(Figure contents as structured data)
.....

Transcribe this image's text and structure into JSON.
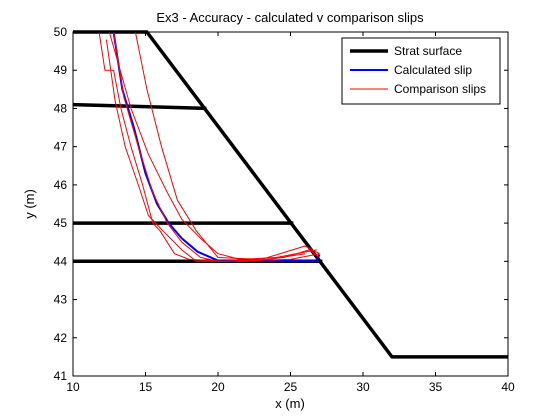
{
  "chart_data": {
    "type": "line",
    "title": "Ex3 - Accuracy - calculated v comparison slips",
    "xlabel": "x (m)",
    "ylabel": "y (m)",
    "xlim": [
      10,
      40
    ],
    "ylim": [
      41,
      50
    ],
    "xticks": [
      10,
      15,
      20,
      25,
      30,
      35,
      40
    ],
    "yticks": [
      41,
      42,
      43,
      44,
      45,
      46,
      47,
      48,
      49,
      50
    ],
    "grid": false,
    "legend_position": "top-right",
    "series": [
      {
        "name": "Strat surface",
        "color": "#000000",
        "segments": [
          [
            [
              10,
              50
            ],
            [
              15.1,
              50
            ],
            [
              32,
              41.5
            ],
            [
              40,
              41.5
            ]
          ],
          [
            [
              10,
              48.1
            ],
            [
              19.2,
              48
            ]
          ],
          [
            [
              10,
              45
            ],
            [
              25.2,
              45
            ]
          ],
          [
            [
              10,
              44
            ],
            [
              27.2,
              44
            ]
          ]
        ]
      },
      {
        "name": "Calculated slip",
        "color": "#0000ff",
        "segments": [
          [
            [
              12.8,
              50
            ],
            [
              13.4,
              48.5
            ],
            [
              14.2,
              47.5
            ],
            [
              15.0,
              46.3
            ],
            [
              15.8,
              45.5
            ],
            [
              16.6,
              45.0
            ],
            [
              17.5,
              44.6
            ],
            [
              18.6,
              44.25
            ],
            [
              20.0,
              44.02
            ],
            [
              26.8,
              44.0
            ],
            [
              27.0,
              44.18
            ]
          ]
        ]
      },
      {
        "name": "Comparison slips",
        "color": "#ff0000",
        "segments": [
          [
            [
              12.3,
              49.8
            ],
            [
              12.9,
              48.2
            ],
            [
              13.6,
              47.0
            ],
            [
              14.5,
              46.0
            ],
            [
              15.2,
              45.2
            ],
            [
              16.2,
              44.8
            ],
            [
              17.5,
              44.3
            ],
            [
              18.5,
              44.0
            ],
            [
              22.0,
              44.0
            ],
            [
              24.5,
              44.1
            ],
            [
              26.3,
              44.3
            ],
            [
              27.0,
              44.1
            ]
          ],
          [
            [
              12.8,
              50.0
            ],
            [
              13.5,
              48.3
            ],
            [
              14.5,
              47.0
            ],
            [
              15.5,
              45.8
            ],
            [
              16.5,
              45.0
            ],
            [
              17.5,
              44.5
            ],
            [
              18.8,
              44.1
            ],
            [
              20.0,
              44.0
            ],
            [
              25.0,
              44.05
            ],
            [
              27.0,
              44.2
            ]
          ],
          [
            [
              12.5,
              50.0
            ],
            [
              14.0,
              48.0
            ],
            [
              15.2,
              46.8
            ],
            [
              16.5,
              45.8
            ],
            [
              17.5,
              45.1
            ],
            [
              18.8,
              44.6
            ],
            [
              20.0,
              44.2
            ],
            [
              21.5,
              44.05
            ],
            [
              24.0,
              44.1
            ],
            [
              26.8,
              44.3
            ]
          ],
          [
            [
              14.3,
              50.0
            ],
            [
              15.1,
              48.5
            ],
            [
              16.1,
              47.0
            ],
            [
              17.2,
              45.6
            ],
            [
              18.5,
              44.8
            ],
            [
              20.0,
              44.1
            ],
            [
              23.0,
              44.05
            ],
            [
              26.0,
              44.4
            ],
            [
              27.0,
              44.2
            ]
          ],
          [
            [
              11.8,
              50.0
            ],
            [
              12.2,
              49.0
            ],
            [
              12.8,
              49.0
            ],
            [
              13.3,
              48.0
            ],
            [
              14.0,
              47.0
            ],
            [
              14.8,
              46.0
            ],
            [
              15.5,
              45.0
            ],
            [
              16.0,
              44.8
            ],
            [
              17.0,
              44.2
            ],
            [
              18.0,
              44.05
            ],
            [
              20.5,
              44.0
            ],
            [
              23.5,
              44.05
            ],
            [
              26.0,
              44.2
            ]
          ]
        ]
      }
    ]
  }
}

.....

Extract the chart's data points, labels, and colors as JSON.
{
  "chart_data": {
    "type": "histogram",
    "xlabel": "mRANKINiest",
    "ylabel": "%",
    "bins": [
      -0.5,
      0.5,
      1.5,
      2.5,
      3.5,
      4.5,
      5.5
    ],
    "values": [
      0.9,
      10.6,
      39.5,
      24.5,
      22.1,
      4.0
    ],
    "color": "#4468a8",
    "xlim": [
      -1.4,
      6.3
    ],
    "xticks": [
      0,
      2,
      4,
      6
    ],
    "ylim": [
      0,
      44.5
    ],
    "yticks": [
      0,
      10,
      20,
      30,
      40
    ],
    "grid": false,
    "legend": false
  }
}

.....

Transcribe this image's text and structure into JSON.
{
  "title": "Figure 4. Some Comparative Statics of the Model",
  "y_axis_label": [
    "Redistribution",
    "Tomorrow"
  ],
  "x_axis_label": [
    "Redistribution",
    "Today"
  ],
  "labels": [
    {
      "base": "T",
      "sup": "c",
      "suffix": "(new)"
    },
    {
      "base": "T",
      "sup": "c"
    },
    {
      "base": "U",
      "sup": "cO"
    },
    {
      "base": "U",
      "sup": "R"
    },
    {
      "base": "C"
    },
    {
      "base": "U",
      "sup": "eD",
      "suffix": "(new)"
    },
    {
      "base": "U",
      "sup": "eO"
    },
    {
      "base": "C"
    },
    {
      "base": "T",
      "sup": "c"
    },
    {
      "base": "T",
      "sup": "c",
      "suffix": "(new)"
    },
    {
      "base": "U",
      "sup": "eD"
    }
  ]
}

.....

▶ WHAT THIS TASK INVOLVES
Which lines hold the word "labels"? Show each one.

▶ OUTPUT OF THE EXERCISE
Extract the chart's data points, labels, and colors as JSON.
  "labels": [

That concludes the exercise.